--- start INPUT DATA ---

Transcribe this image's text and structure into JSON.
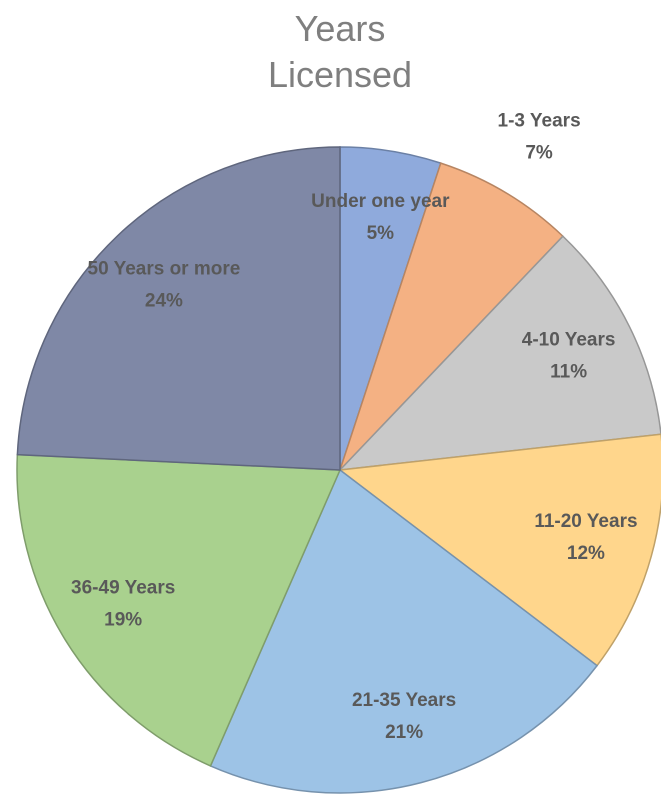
{
  "chart_data": {
    "type": "pie",
    "title": "Years Licensed",
    "categories": [
      "Under one year",
      "1-3 Years",
      "4-10 Years",
      "11-20 Years",
      "21-35 Years",
      "36-49 Years",
      "50 Years or more"
    ],
    "values": [
      5,
      7,
      11,
      12,
      21,
      19,
      24
    ],
    "value_labels": [
      "5%",
      "7%",
      "11%",
      "12%",
      "21%",
      "19%",
      "24%"
    ],
    "colors": [
      "#8faadc",
      "#f4b183",
      "#c9c9c9",
      "#ffd68c",
      "#9dc3e6",
      "#a9d18e",
      "#7f88a6"
    ]
  }
}
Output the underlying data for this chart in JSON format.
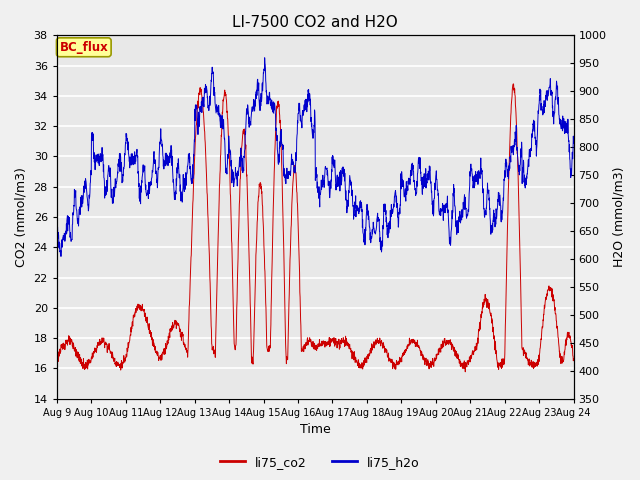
{
  "title": "LI-7500 CO2 and H2O",
  "xlabel": "Time",
  "ylabel_left": "CO2 (mmol/m3)",
  "ylabel_right": "H2O (mmol/m3)",
  "ylim_left": [
    14,
    38
  ],
  "ylim_right": [
    350,
    1000
  ],
  "yticks_left": [
    14,
    16,
    18,
    20,
    22,
    24,
    26,
    28,
    30,
    32,
    34,
    36,
    38
  ],
  "yticks_right": [
    350,
    400,
    450,
    500,
    550,
    600,
    650,
    700,
    750,
    800,
    850,
    900,
    950,
    1000
  ],
  "xtick_labels": [
    "Aug 9",
    "Aug 10",
    "Aug 11",
    "Aug 12",
    "Aug 13",
    "Aug 14",
    "Aug 15",
    "Aug 16",
    "Aug 17",
    "Aug 18",
    "Aug 19",
    "Aug 20",
    "Aug 21",
    "Aug 22",
    "Aug 23",
    "Aug 24"
  ],
  "color_co2": "#cc0000",
  "color_h2o": "#0000cc",
  "legend_entries": [
    "li75_co2",
    "li75_h2o"
  ],
  "annotation_text": "BC_flux",
  "annotation_color": "#cc0000",
  "annotation_bg": "#ffff99",
  "annotation_border": "#999900",
  "plot_bg": "#e8e8e8",
  "fig_bg": "#f0f0f0",
  "grid_color": "#ffffff",
  "title_fontsize": 11,
  "axis_fontsize": 9,
  "tick_fontsize": 8
}
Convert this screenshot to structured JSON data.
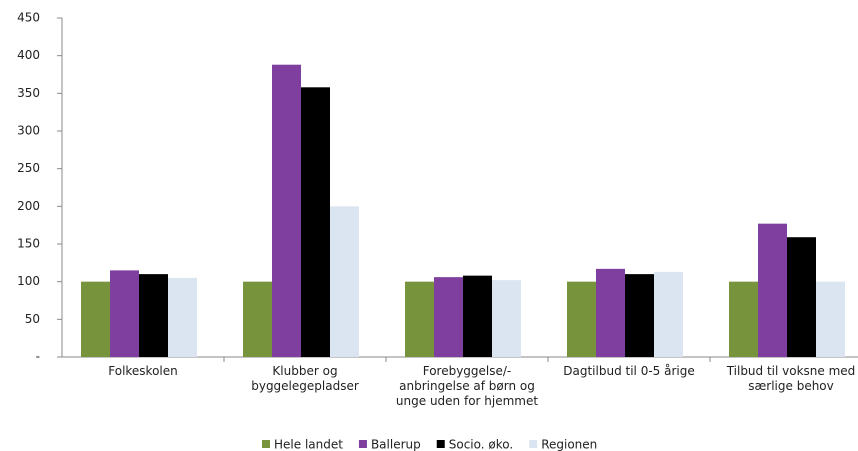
{
  "chart_data": {
    "type": "bar",
    "categories": [
      "Folkeskolen",
      "Klubber og byggelegepladser",
      "Forebyggelse/-anbringelse af børn og unge uden for hjemmet",
      "Dagtilbud til 0-5 årige",
      "Tilbud til voksne med særlige behov"
    ],
    "series": [
      {
        "name": "Hele landet",
        "color": "#77933c",
        "values": [
          100,
          100,
          100,
          100,
          100
        ]
      },
      {
        "name": "Ballerup",
        "color": "#7f3f9f",
        "values": [
          115,
          388,
          106,
          117,
          177
        ]
      },
      {
        "name": "Socio. øko.",
        "color": "#000000",
        "values": [
          110,
          358,
          108,
          110,
          159
        ]
      },
      {
        "name": "Regionen",
        "color": "#dbe5f1",
        "values": [
          105,
          200,
          102,
          113,
          100
        ]
      }
    ],
    "ylim": [
      0,
      450
    ],
    "yticks": [
      {
        "value": 0,
        "label": "-"
      },
      50,
      100,
      150,
      200,
      250,
      300,
      350,
      400,
      450
    ],
    "grid": false,
    "legend": "bottom"
  }
}
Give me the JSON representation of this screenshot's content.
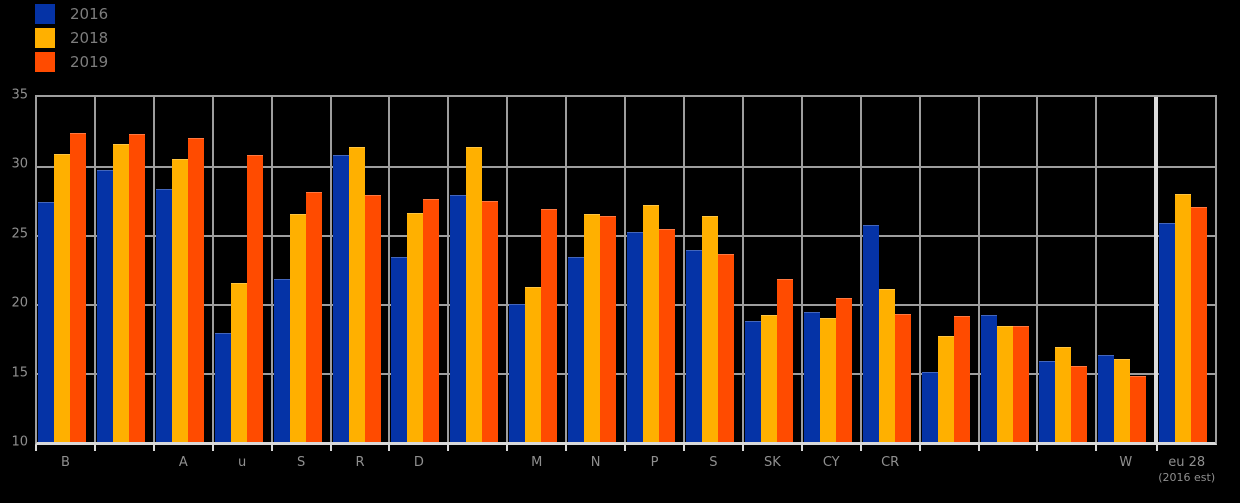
{
  "legend": [
    {
      "label": "2016",
      "color": "#0533a6"
    },
    {
      "label": "2018",
      "color": "#ffb000"
    },
    {
      "label": "2019",
      "color": "#ff4b00"
    }
  ],
  "chart_data": {
    "type": "bar",
    "title": "",
    "xlabel": "",
    "ylabel": "",
    "ylim": [
      10,
      35
    ],
    "yticks": [
      "35",
      "30",
      "25",
      "20",
      "15",
      "10"
    ],
    "grid": true,
    "legend_position": "top-left",
    "background_color": "#000000",
    "gridline_color": "#9e9e9e",
    "axis_text_color": "#8f8f8f",
    "separator_index": 19,
    "series": [
      {
        "name": "2016",
        "color": "#0533a6"
      },
      {
        "name": "2018",
        "color": "#ffb000"
      },
      {
        "name": "2019",
        "color": "#ff4b00"
      }
    ],
    "groups": [
      {
        "label": "B",
        "sublabel": "",
        "values": [
          27.4,
          30.9,
          32.4
        ]
      },
      {
        "label": "",
        "sublabel": "",
        "values": [
          29.7,
          31.6,
          32.3
        ]
      },
      {
        "label": "A",
        "sublabel": "",
        "values": [
          28.3,
          30.5,
          32.0
        ]
      },
      {
        "label": "u",
        "sublabel": "",
        "values": [
          17.9,
          21.5,
          30.8
        ]
      },
      {
        "label": "S",
        "sublabel": "",
        "values": [
          21.8,
          26.5,
          28.1
        ]
      },
      {
        "label": "R",
        "sublabel": "",
        "values": [
          30.8,
          31.4,
          27.9
        ]
      },
      {
        "label": "D",
        "sublabel": "",
        "values": [
          23.4,
          26.6,
          27.6
        ]
      },
      {
        "label": "",
        "sublabel": "",
        "values": [
          27.9,
          31.4,
          27.5
        ]
      },
      {
        "label": "M",
        "sublabel": "",
        "values": [
          20.0,
          21.2,
          26.9
        ]
      },
      {
        "label": "N",
        "sublabel": "",
        "values": [
          23.4,
          26.5,
          26.4
        ]
      },
      {
        "label": "P",
        "sublabel": "",
        "values": [
          25.2,
          27.2,
          25.4
        ]
      },
      {
        "label": "S",
        "sublabel": "",
        "values": [
          23.9,
          26.4,
          23.6
        ]
      },
      {
        "label": "SK",
        "sublabel": "",
        "values": [
          18.8,
          19.2,
          21.8
        ]
      },
      {
        "label": "CY",
        "sublabel": "",
        "values": [
          19.4,
          19.0,
          20.4
        ]
      },
      {
        "label": "CR",
        "sublabel": "",
        "values": [
          25.7,
          21.1,
          19.3
        ]
      },
      {
        "label": "",
        "sublabel": "",
        "values": [
          15.1,
          17.7,
          19.1
        ]
      },
      {
        "label": "",
        "sublabel": "",
        "values": [
          19.2,
          18.4,
          18.4
        ]
      },
      {
        "label": "",
        "sublabel": "",
        "values": [
          15.9,
          16.9,
          15.5
        ]
      },
      {
        "label": "W",
        "sublabel": "",
        "values": [
          16.3,
          16.0,
          14.8
        ]
      },
      {
        "label": "eu 28",
        "sublabel": "(2016 est)",
        "values": [
          25.9,
          28.0,
          27.0
        ]
      }
    ]
  }
}
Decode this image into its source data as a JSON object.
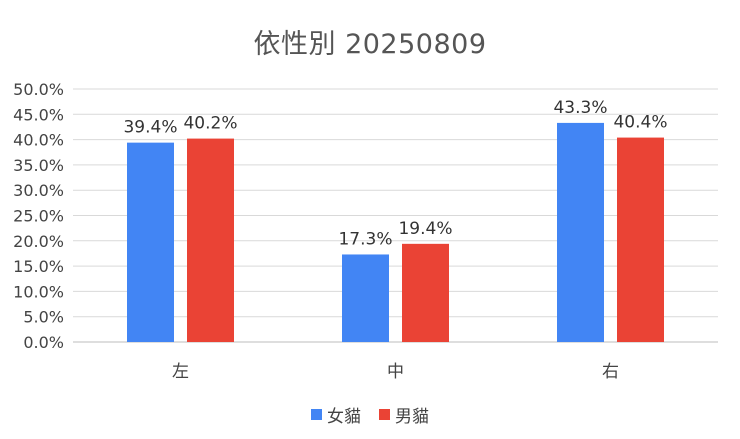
{
  "chart_data": {
    "type": "bar",
    "title": "依性別 20250809",
    "categories": [
      "左",
      "中",
      "右"
    ],
    "series": [
      {
        "name": "女貓",
        "color": "#4285F4",
        "values": [
          39.4,
          17.3,
          43.3
        ],
        "labels": [
          "39.4%",
          "17.3%",
          "43.3%"
        ]
      },
      {
        "name": "男貓",
        "color": "#EA4335",
        "values": [
          40.2,
          19.4,
          40.4
        ],
        "labels": [
          "40.2%",
          "19.4%",
          "40.4%"
        ]
      }
    ],
    "ylim": [
      0,
      50
    ],
    "yticks": [
      "0.0%",
      "5.0%",
      "10.0%",
      "15.0%",
      "20.0%",
      "25.0%",
      "30.0%",
      "35.0%",
      "40.0%",
      "45.0%",
      "50.0%"
    ],
    "grid": true,
    "legend_position": "bottom"
  }
}
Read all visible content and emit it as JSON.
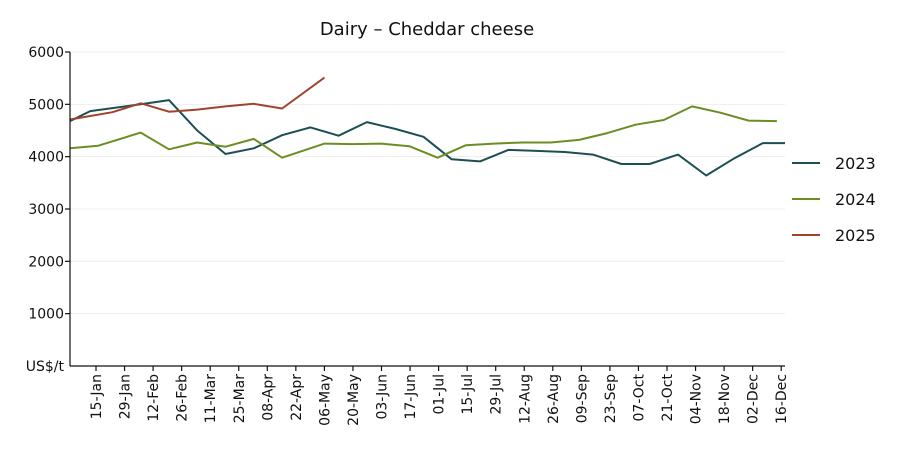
{
  "chart_data": {
    "type": "line",
    "title": "Dairy – Cheddar cheese",
    "ylabel": "US$/t",
    "ylim": [
      0,
      6000
    ],
    "y_ticks": [
      1000,
      2000,
      3000,
      4000,
      5000,
      6000
    ],
    "x_ticks": [
      "15-Jan",
      "29-Jan",
      "12-Feb",
      "26-Feb",
      "11-Mar",
      "25-Mar",
      "08-Apr",
      "22-Apr",
      "06-May",
      "20-May",
      "03-Jun",
      "17-Jun",
      "01-Jul",
      "15-Jul",
      "29-Jul",
      "12-Aug",
      "26-Aug",
      "09-Sep",
      "23-Sep",
      "07-Oct",
      "21-Oct",
      "04-Nov",
      "18-Nov",
      "02-Dec",
      "16-Dec"
    ],
    "grid": "horizontal",
    "legend_position": "right",
    "x_range": [
      0,
      354
    ],
    "series": [
      {
        "name": "2023",
        "color": "#1b4f54",
        "x": [
          0,
          10,
          35,
          49,
          63,
          77,
          91,
          105,
          119,
          133,
          147,
          161,
          175,
          189,
          203,
          217,
          231,
          245,
          259,
          273,
          287,
          301,
          315,
          329,
          343,
          354
        ],
        "values": [
          4680,
          4870,
          5000,
          5080,
          4500,
          4050,
          4160,
          4410,
          4560,
          4400,
          4660,
          4530,
          4380,
          3950,
          3910,
          4130,
          4110,
          4090,
          4040,
          3860,
          3860,
          4040,
          3640,
          3970,
          4260,
          4260
        ]
      },
      {
        "name": "2024",
        "color": "#6b8e23",
        "x": [
          0,
          14,
          35,
          49,
          63,
          77,
          91,
          105,
          126,
          140,
          154,
          168,
          182,
          196,
          210,
          224,
          238,
          252,
          266,
          280,
          294,
          308,
          322,
          336,
          350
        ],
        "values": [
          4160,
          4210,
          4460,
          4140,
          4270,
          4190,
          4340,
          3980,
          4250,
          4240,
          4250,
          4200,
          3980,
          4220,
          4250,
          4270,
          4270,
          4320,
          4450,
          4610,
          4700,
          4960,
          4840,
          4690,
          4680
        ]
      },
      {
        "name": "2025",
        "color": "#a0432d",
        "x": [
          0,
          21,
          35,
          49,
          63,
          77,
          91,
          105,
          126
        ],
        "values": [
          4710,
          4850,
          5020,
          4860,
          4900,
          4960,
          5010,
          4920,
          5510
        ]
      }
    ]
  }
}
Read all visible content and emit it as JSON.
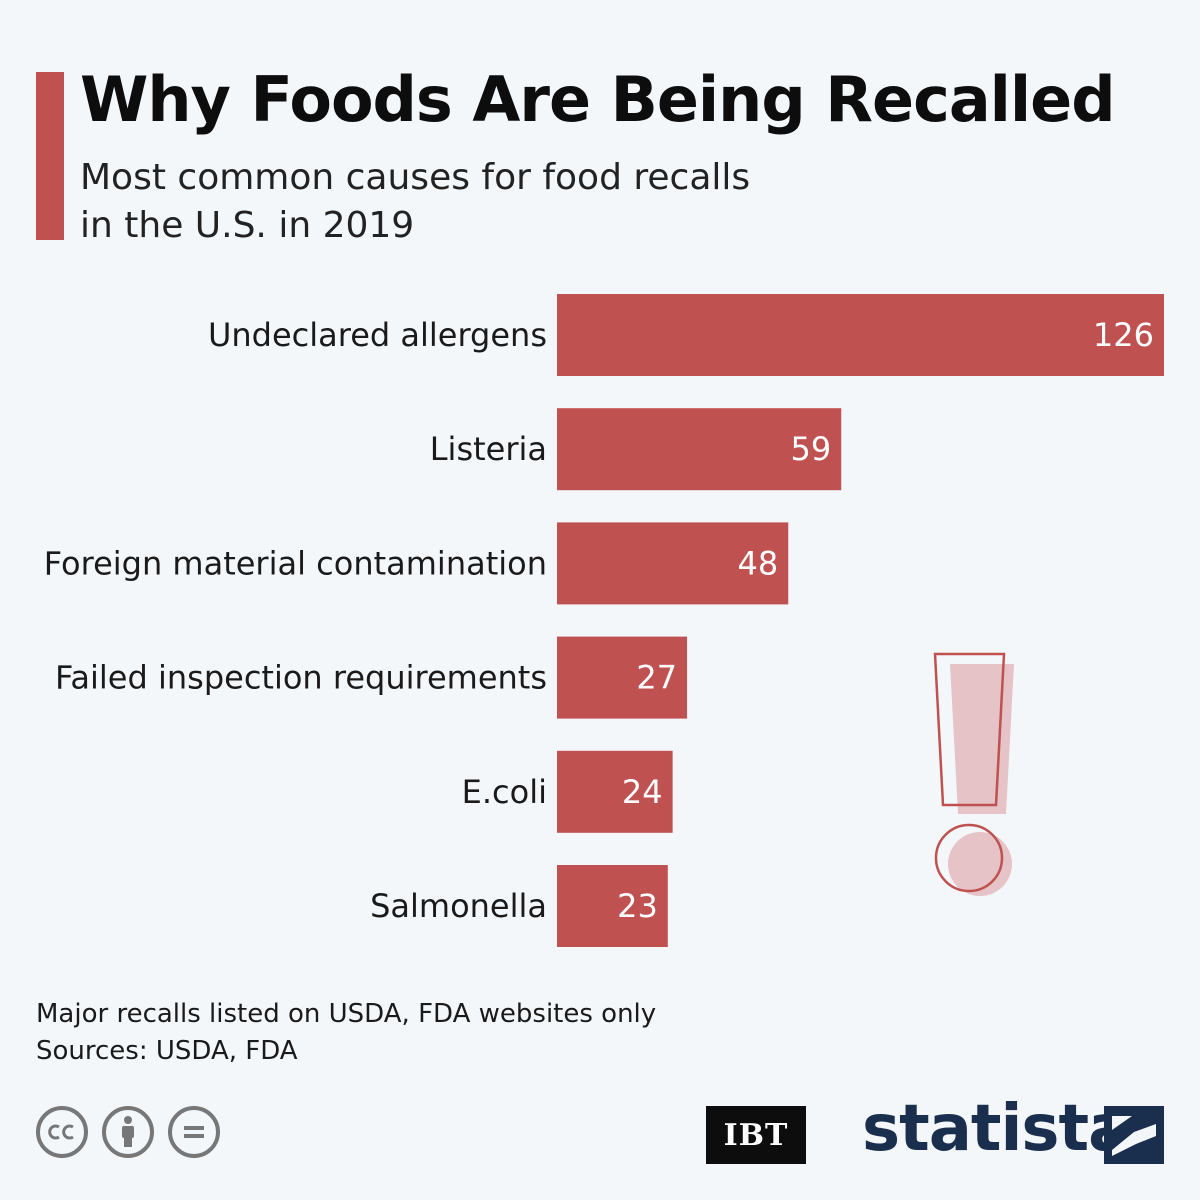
{
  "header": {
    "title": "Why Foods Are Being Recalled",
    "subtitle_line1": "Most common causes for food recalls",
    "subtitle_line2": "in the U.S. in 2019"
  },
  "chart_data": {
    "type": "bar",
    "orientation": "horizontal",
    "title": "Why Foods Are Being Recalled",
    "categories": [
      "Undeclared allergens",
      "Listeria",
      "Foreign material contamination",
      "Failed inspection requirements",
      "E.coli",
      "Salmonella"
    ],
    "values": [
      126,
      59,
      48,
      27,
      24,
      23
    ],
    "xlim": [
      0,
      126
    ],
    "grid": false,
    "legend": "none",
    "bar_color": "#c05151"
  },
  "footer": {
    "note": "Major recalls listed on USDA, FDA websites only",
    "sources": "Sources: USDA, FDA",
    "license_icons": [
      "cc-icon",
      "attribution-icon",
      "no-derivatives-icon"
    ],
    "partner_logo": "IBT",
    "brand": "statista"
  },
  "colors": {
    "accent": "#c05151",
    "background": "#f4f7fa",
    "brand_navy": "#1a2e4d",
    "decor_pink": "#e5c3c6"
  }
}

--- end INPUT DATA ---

### [DIRECTIONS]
Go through the material and select each line with the string "horizontal" in it.

### [REPLY TO THE EXERCISE]
    "grid": "horizontal",
    "orientation": "horizontal",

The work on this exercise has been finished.